> Short task
Filter this data down to the lines that hold "decreasing", and copy them.

[Collected data]
******
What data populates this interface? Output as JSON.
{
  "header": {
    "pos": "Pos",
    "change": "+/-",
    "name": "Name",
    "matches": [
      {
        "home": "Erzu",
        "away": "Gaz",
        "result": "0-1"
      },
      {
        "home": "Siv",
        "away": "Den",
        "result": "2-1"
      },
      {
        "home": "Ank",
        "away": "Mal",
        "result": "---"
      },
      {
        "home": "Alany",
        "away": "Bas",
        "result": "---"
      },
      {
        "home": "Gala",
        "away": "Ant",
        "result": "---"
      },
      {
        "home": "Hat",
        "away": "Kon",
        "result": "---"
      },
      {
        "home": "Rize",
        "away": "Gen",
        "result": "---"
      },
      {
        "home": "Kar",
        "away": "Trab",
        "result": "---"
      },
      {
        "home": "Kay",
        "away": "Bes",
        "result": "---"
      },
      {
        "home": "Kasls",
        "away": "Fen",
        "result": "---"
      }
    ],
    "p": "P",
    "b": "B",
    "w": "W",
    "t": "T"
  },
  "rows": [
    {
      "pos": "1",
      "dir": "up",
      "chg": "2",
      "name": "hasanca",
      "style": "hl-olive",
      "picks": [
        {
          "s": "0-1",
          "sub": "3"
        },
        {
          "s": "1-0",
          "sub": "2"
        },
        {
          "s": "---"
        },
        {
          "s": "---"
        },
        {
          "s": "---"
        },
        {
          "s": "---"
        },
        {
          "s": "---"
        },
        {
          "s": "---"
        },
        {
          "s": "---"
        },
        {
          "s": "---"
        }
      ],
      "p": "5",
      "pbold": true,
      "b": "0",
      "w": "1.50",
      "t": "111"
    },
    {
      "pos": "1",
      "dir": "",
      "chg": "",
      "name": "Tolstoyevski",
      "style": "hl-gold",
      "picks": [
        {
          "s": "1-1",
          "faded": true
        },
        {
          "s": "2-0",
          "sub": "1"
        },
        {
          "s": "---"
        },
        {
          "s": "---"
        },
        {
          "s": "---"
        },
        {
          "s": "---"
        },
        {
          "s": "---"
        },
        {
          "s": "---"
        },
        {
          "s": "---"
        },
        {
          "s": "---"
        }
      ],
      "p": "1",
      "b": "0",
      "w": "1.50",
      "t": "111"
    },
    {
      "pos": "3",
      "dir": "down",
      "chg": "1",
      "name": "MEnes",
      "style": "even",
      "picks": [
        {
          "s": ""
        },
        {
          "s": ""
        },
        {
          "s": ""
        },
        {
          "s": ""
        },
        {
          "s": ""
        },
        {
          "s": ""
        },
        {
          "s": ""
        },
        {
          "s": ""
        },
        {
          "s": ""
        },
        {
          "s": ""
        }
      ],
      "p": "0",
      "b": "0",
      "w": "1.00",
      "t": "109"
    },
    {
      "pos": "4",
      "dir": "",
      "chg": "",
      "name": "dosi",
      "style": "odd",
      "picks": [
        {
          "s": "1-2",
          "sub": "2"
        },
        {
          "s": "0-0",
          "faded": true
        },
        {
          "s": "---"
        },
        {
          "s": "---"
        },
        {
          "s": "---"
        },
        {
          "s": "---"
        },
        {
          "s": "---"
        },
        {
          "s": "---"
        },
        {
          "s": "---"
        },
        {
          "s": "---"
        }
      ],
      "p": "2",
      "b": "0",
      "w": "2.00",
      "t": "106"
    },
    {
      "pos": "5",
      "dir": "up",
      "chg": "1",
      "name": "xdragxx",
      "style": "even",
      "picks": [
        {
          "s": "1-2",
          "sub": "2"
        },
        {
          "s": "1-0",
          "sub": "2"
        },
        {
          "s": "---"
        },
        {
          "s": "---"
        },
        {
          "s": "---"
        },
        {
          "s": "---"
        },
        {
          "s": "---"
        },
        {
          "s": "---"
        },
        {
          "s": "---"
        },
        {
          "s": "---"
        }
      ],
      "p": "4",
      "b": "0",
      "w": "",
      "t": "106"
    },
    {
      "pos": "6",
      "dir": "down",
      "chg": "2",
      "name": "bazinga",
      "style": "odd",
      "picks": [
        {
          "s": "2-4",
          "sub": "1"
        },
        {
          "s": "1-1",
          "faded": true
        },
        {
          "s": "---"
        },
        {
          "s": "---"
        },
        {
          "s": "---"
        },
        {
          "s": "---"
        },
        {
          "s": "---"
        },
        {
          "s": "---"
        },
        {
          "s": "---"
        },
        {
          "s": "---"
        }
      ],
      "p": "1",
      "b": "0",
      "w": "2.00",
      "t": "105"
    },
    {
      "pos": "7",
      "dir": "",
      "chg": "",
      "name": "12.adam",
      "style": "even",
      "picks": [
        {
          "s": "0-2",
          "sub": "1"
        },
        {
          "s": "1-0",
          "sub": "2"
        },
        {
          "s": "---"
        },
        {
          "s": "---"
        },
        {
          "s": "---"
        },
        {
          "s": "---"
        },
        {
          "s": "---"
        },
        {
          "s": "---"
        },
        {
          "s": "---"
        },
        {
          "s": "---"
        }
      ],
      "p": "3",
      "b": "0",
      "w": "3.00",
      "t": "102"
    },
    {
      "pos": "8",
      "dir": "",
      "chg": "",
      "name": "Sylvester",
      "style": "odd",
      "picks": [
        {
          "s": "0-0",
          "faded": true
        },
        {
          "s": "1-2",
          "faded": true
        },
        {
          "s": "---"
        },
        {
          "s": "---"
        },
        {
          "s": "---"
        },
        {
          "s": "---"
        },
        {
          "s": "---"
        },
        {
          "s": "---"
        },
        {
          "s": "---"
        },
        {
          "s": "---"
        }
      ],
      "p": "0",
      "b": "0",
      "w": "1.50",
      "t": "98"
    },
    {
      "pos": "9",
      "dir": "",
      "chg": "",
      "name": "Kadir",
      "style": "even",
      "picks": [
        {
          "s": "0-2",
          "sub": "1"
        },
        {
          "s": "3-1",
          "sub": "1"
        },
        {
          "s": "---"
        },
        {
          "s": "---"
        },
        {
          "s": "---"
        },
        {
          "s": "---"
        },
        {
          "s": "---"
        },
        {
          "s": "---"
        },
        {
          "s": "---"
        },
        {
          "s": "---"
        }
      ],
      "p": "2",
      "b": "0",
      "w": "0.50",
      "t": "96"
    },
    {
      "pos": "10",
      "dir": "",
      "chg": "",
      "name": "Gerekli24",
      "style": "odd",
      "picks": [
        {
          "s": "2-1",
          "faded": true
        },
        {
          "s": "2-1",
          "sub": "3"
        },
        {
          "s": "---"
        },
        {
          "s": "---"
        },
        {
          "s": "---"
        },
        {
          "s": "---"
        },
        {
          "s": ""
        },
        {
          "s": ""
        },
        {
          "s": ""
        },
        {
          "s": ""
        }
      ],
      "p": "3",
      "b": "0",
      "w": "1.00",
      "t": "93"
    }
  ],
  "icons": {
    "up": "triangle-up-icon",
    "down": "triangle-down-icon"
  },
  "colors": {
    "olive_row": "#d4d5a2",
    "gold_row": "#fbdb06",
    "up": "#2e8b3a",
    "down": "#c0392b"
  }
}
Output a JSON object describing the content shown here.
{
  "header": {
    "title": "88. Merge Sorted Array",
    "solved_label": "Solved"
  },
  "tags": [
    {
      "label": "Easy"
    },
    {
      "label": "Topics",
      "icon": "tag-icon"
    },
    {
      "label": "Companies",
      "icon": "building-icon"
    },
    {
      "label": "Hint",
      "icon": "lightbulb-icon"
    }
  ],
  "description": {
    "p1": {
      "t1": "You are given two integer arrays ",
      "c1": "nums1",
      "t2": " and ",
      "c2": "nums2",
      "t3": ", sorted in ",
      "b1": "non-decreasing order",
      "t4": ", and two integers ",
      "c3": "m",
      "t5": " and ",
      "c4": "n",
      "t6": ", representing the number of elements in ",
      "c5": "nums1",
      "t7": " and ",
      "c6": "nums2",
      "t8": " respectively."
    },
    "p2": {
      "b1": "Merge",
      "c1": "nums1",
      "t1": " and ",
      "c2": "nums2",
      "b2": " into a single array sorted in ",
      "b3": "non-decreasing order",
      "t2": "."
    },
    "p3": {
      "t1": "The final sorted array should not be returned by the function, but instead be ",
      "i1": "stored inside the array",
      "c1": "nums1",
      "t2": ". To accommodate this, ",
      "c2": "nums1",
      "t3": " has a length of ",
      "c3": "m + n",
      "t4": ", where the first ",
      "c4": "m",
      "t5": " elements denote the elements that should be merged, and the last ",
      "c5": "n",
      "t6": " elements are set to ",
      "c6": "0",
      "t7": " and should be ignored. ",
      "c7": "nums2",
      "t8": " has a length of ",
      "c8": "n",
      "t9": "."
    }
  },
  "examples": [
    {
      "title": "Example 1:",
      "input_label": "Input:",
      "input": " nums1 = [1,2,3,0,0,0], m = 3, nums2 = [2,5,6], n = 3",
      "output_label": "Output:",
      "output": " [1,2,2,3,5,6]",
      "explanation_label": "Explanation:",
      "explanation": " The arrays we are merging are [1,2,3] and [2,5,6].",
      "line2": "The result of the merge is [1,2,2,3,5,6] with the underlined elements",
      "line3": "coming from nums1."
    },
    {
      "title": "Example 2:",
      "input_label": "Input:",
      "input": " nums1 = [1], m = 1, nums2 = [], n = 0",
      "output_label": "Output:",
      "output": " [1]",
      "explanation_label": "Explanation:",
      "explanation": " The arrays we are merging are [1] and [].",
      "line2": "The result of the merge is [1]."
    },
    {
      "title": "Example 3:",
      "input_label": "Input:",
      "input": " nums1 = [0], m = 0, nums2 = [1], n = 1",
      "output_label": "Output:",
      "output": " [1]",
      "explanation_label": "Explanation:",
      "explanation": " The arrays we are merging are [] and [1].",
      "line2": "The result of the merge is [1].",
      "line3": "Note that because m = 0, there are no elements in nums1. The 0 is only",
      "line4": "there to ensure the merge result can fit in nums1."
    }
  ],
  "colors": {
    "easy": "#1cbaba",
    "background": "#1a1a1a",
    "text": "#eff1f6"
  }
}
******
> Written response
      "b1": "non-decreasing order",
      "b3": "non-decreasing order",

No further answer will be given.